====== DATASET CONTENT
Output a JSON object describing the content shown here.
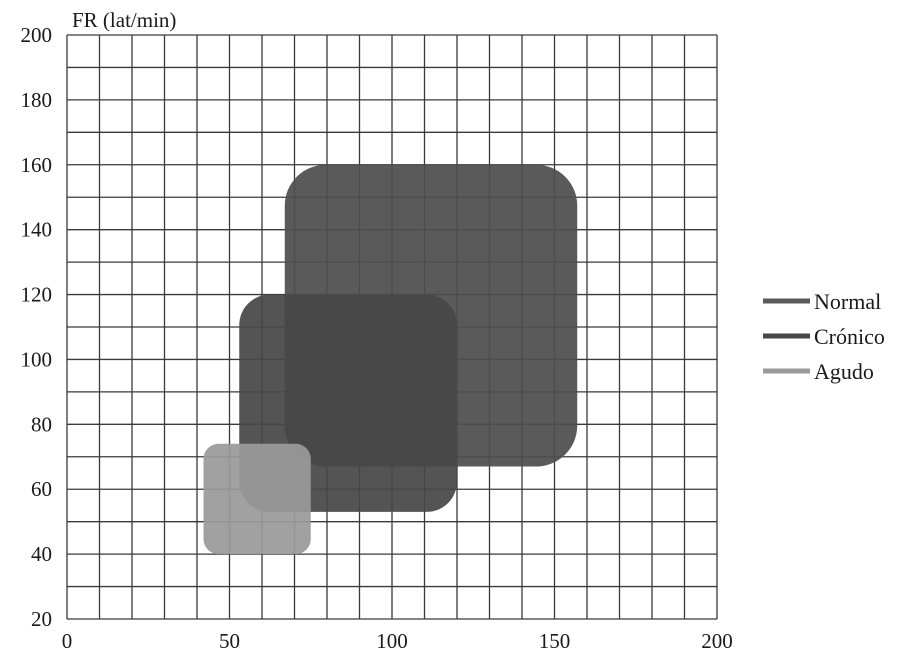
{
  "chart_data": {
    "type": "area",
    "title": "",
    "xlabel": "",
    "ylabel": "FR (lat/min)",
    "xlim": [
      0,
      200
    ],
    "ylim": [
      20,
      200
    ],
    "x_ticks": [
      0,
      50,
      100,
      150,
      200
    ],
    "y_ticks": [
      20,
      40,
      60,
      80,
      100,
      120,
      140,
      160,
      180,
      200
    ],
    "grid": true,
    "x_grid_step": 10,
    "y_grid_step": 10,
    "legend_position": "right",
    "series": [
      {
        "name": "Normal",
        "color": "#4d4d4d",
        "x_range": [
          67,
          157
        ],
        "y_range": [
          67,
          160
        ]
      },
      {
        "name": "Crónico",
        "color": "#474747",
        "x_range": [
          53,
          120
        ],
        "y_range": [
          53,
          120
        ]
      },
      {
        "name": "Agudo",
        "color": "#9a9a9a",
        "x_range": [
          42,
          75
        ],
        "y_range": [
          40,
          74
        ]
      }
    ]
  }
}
============
Transcribe the material exactly, keeping every word and none of the pictures.

TASK ANSWER:
Output a JSON object describing the content shown here.
{
  "chart_data": {
    "type": "area",
    "title": "",
    "xlabel": "",
    "ylabel": "FR (lat/min)",
    "xlim": [
      0,
      200
    ],
    "ylim": [
      20,
      200
    ],
    "x_ticks": [
      0,
      50,
      100,
      150,
      200
    ],
    "y_ticks": [
      20,
      40,
      60,
      80,
      100,
      120,
      140,
      160,
      180,
      200
    ],
    "grid": true,
    "x_grid_step": 10,
    "y_grid_step": 10,
    "legend_position": "right",
    "series": [
      {
        "name": "Normal",
        "color": "#4d4d4d",
        "x_range": [
          67,
          157
        ],
        "y_range": [
          67,
          160
        ]
      },
      {
        "name": "Crónico",
        "color": "#474747",
        "x_range": [
          53,
          120
        ],
        "y_range": [
          53,
          120
        ]
      },
      {
        "name": "Agudo",
        "color": "#9a9a9a",
        "x_range": [
          42,
          75
        ],
        "y_range": [
          40,
          74
        ]
      }
    ]
  }
}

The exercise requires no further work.